From the listing below, extract every line in which the word "Асфальто" appears.

* **Listing**
[Begin]

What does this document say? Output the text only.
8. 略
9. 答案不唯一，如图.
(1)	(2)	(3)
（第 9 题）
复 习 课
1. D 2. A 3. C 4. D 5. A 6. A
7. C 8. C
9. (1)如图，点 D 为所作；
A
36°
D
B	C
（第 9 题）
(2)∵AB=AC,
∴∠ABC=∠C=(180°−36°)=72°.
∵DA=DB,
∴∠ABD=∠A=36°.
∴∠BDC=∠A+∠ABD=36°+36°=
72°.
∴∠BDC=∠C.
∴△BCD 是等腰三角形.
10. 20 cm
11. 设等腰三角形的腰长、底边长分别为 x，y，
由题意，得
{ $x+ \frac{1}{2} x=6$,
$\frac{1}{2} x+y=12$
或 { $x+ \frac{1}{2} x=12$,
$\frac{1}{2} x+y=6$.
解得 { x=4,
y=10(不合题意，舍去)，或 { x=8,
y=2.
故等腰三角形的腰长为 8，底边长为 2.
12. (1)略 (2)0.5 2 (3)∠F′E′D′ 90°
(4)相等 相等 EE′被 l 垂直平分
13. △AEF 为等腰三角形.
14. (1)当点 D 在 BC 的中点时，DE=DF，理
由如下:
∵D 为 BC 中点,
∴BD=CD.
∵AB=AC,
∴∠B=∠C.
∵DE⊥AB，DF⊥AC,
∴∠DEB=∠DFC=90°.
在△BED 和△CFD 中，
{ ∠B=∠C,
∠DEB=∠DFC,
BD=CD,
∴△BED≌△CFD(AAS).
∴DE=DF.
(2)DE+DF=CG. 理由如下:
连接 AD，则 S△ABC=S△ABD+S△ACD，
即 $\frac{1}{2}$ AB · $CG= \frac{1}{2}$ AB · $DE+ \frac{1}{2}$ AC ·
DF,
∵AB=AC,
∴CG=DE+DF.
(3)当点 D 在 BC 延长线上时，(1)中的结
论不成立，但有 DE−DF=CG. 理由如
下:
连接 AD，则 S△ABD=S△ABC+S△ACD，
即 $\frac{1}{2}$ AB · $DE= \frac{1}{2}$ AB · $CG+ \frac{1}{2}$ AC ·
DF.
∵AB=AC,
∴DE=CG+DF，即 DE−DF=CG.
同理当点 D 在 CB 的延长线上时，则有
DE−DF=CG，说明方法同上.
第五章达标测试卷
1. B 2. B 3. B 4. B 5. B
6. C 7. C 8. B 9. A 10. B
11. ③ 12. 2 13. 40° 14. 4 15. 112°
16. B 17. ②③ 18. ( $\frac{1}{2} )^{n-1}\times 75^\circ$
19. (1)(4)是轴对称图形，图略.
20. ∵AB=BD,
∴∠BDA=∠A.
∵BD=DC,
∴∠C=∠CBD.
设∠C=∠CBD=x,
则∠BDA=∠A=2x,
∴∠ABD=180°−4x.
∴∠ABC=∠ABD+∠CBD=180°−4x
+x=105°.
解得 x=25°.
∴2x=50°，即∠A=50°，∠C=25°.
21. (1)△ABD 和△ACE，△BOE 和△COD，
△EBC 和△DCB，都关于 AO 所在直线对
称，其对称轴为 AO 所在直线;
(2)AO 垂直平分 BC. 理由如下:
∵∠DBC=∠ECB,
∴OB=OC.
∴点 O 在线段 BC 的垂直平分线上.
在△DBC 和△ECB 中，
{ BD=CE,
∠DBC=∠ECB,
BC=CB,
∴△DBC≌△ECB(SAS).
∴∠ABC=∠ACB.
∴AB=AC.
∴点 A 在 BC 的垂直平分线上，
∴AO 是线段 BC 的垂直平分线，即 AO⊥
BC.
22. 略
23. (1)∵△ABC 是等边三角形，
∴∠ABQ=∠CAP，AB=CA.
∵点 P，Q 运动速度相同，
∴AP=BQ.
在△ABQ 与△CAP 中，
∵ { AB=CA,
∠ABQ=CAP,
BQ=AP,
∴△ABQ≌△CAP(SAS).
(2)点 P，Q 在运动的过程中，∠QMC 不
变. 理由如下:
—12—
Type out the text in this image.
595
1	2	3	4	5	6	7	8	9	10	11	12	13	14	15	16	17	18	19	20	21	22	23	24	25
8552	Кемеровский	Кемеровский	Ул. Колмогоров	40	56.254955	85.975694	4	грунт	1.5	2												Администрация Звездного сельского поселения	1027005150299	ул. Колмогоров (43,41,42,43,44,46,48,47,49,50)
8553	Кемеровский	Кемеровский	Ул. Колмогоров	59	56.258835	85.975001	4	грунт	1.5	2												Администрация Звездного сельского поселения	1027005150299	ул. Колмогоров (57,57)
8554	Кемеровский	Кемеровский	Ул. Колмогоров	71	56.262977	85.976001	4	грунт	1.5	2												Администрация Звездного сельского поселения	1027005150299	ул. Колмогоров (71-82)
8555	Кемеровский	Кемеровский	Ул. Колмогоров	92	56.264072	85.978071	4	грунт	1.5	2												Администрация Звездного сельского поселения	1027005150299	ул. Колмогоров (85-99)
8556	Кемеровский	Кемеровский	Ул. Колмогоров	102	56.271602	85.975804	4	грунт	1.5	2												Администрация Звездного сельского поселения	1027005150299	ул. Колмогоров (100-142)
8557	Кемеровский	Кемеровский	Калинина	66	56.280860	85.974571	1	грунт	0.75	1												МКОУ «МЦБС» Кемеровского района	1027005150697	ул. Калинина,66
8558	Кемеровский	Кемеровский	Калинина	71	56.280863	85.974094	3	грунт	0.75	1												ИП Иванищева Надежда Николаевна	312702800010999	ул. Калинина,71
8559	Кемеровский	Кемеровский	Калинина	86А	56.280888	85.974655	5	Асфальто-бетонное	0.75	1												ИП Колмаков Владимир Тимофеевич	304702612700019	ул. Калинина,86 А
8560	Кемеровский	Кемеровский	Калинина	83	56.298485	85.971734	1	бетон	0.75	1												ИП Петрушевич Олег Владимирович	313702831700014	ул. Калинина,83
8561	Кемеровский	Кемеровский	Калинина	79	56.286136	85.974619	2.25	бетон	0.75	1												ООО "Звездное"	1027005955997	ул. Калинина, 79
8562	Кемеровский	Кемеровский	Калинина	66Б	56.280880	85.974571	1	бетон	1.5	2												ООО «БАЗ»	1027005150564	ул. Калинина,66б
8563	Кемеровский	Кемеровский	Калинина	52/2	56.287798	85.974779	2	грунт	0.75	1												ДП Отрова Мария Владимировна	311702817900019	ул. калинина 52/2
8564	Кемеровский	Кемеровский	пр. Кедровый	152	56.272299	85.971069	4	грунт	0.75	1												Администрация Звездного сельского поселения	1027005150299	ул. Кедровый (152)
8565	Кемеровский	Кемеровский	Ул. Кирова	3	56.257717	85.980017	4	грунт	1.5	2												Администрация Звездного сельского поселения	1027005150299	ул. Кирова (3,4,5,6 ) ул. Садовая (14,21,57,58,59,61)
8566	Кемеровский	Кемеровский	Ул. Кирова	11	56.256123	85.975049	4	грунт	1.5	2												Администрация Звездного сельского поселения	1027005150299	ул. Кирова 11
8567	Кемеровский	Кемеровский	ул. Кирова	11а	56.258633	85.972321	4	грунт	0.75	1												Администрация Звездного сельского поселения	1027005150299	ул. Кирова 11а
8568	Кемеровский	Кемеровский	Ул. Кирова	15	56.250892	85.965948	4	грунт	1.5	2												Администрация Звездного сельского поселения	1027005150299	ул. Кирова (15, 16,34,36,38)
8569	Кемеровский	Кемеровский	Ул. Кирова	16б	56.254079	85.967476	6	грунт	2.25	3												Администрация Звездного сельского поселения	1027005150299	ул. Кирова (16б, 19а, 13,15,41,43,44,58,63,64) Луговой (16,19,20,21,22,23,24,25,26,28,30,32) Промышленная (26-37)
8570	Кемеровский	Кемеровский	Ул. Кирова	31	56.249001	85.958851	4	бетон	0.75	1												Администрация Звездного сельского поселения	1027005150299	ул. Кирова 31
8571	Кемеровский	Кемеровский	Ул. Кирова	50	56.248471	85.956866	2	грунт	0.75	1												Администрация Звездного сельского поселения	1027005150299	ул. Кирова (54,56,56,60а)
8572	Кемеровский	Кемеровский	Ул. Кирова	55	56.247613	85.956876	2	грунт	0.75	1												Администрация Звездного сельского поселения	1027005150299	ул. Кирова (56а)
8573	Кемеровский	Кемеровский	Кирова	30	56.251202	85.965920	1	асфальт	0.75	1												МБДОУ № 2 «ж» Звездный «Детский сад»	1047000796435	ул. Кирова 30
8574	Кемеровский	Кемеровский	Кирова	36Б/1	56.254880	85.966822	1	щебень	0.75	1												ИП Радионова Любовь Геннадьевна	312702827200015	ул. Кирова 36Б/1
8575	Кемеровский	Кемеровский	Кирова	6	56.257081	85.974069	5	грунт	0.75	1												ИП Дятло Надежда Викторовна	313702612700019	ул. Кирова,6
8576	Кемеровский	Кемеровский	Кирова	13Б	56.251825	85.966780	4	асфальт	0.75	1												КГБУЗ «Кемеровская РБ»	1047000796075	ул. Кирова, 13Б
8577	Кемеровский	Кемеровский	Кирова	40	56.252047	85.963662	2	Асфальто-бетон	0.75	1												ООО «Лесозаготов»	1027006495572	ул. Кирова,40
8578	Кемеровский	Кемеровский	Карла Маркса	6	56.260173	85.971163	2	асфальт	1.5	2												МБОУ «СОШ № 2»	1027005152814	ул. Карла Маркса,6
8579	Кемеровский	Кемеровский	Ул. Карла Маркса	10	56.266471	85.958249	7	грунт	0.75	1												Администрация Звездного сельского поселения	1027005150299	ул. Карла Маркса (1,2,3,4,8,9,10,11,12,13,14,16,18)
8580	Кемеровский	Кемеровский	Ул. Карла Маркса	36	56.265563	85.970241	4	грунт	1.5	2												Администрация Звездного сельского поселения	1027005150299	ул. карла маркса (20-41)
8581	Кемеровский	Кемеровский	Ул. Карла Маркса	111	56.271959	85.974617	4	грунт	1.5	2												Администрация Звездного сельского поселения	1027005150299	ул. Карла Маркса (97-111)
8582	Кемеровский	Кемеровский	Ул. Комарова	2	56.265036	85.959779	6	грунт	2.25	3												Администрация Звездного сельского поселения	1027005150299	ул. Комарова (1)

[End]

* **Right answer**
8559	Кемеровский	Кемеровский	Калинина	86А	56.280888	85.974655	5	Асфальто-бетонное	0.75	1												ИП Колмаков Владимир Тимофеевич	304702612700019	ул. Калинина,86 А
8577	Кемеровский	Кемеровский	Кирова	40	56.252047	85.963662	2	Асфальто-бетон	0.75	1												ООО «Лесозаготов»	1027006495572	ул. Кирова,40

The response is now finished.